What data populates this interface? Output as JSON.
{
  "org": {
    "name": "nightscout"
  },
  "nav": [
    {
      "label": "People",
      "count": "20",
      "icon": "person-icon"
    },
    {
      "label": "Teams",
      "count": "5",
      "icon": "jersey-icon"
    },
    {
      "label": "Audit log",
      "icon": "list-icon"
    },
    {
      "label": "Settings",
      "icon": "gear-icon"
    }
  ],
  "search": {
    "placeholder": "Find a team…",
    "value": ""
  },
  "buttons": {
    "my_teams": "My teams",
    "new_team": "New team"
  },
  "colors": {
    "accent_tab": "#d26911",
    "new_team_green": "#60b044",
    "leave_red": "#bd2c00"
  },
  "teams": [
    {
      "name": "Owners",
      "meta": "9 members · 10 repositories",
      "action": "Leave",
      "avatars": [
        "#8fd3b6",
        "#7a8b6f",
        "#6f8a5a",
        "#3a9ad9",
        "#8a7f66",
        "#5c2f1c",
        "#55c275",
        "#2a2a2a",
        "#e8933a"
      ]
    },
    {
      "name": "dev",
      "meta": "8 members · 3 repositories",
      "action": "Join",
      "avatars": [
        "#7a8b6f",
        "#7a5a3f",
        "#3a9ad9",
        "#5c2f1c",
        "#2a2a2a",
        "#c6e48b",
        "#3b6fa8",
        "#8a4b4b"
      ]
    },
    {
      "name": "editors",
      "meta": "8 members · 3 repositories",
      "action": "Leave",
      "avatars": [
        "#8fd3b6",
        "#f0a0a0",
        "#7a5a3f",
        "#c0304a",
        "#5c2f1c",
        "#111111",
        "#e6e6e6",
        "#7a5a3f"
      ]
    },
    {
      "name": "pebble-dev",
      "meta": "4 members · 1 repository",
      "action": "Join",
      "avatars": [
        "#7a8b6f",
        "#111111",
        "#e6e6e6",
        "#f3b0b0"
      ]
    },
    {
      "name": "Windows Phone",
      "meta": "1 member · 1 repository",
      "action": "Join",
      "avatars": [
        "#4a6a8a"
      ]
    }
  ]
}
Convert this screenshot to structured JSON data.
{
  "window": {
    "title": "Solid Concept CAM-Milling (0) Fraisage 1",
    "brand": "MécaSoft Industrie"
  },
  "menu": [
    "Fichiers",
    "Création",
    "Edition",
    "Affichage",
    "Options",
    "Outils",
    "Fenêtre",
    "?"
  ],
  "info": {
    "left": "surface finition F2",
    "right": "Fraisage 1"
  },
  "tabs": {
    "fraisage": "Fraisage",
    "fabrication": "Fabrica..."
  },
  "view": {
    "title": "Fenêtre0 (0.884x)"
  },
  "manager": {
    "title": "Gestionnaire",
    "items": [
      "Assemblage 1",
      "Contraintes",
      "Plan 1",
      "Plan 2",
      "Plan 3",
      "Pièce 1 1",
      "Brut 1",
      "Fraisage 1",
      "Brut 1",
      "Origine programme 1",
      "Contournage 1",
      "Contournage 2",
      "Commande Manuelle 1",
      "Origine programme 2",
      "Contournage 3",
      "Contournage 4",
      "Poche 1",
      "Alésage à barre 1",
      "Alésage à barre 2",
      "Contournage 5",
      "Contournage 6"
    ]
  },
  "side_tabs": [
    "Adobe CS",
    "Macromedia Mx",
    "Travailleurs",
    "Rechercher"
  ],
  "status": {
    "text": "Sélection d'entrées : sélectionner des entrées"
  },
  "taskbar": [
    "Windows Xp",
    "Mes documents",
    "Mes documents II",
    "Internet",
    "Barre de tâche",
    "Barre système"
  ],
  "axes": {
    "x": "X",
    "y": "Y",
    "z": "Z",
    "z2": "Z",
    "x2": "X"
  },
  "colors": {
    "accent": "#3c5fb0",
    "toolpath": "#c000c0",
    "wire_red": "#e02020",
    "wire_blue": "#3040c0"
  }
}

## Written instruction
Search the records above for "JSON". Copy each line where it is found.

## Problem solution
What data populates this interface? Output as JSON.
Convert this screenshot to structured JSON data.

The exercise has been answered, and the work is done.